→ INPUT FOR THIS TASK:
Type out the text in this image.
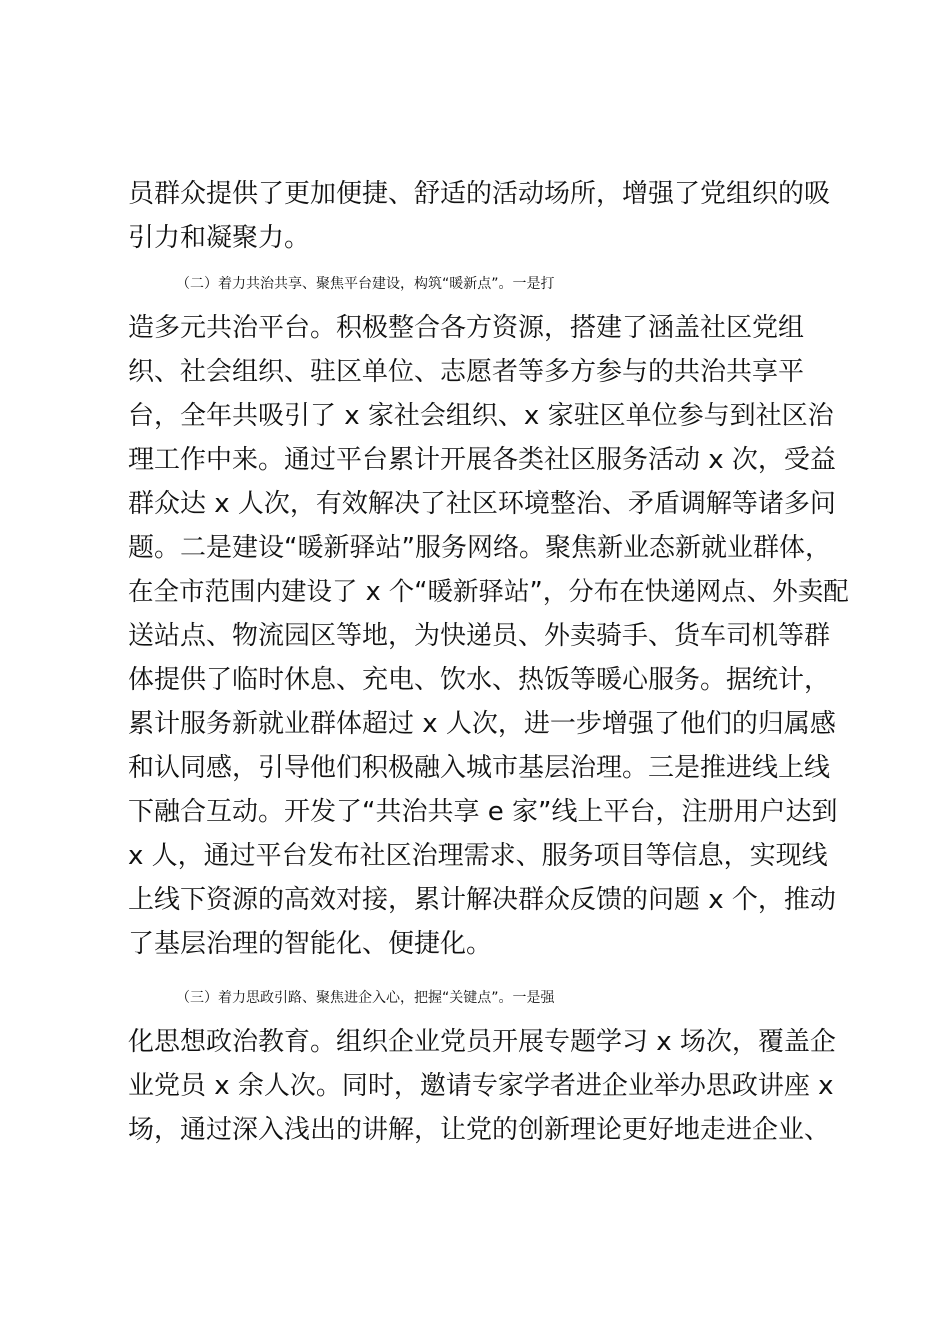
员群众提供了更加便捷、舒适的活动场所，增强了党组织的吸
引力和凝聚力。
（二）着力共治共享、聚焦平台建设，构筑“暖新点”。一是打
造多元共治平台。积极整合各方资源，搭建了涵盖社区党组
织、社会组织、驻区单位、志愿者等多方参与的共治共享平
台，全年共吸引了 x 家社会组织、x 家驻区单位参与到社区治
理工作中来。通过平台累计开展各类社区服务活动 x 次，受益
群众达 x 人次，有效解决了社区环境整治、矛盾调解等诸多问
题。二是建设“暖新驿站”服务网络。聚焦新业态新就业群体，
在全市范围内建设了 x 个“暖新驿站”，分布在快递网点、外卖配
送站点、物流园区等地，为快递员、外卖骑手、货车司机等群
体提供了临时休息、充电、饮水、热饭等暖心服务。据统计，
累计服务新就业群体超过 x 人次，进一步增强了他们的归属感
和认同感，引导他们积极融入城市基层治理。三是推进线上线
下融合互动。开发了“共治共享 e 家”线上平台，注册用户达到
x 人，通过平台发布社区治理需求、服务项目等信息，实现线
上线下资源的高效对接，累计解决群众反馈的问题 x 个，推动
了基层治理的智能化、便捷化。
（三）着力思政引路、聚焦进企入心，把握“关键点”。一是强
化思想政治教育。组织企业党员开展专题学习 x 场次，覆盖企
业党员 x 余人次。同时，邀请专家学者进企业举办思政讲座 x
场，通过深入浅出的讲解，让党的创新理论更好地走进企业、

→ TASK BRIEF: Using the material above, set down every line exactly, but skip the pictures.

→ FINISHED EXERCISE:
Type out the text in this image.
员群众提供了更加便捷、舒适的活动场所，增强了党组织的吸
引力和凝聚力。
（二）着力共治共享、聚焦平台建设，构筑“暖新点”。一是打
造多元共治平台。积极整合各方资源，搭建了涵盖社区党组
织、社会组织、驻区单位、志愿者等多方参与的共治共享平
台，全年共吸引了 x 家社会组织、x 家驻区单位参与到社区治
理工作中来。通过平台累计开展各类社区服务活动 x 次，受益
群众达 x 人次，有效解决了社区环境整治、矛盾调解等诸多问
题。二是建设“暖新驿站”服务网络。聚焦新业态新就业群体，
在全市范围内建设了 x 个“暖新驿站”，分布在快递网点、外卖配
送站点、物流园区等地，为快递员、外卖骑手、货车司机等群
体提供了临时休息、充电、饮水、热饭等暖心服务。据统计，
累计服务新就业群体超过 x 人次，进一步增强了他们的归属感
和认同感，引导他们积极融入城市基层治理。三是推进线上线
下融合互动。开发了“共治共享 e 家”线上平台，注册用户达到
x 人，通过平台发布社区治理需求、服务项目等信息，实现线
上线下资源的高效对接，累计解决群众反馈的问题 x 个，推动
了基层治理的智能化、便捷化。
（三）着力思政引路、聚焦进企入心，把握“关键点”。一是强
化思想政治教育。组织企业党员开展专题学习 x 场次，覆盖企
业党员 x 余人次。同时，邀请专家学者进企业举办思政讲座 x
场，通过深入浅出的讲解，让党的创新理论更好地走进企业、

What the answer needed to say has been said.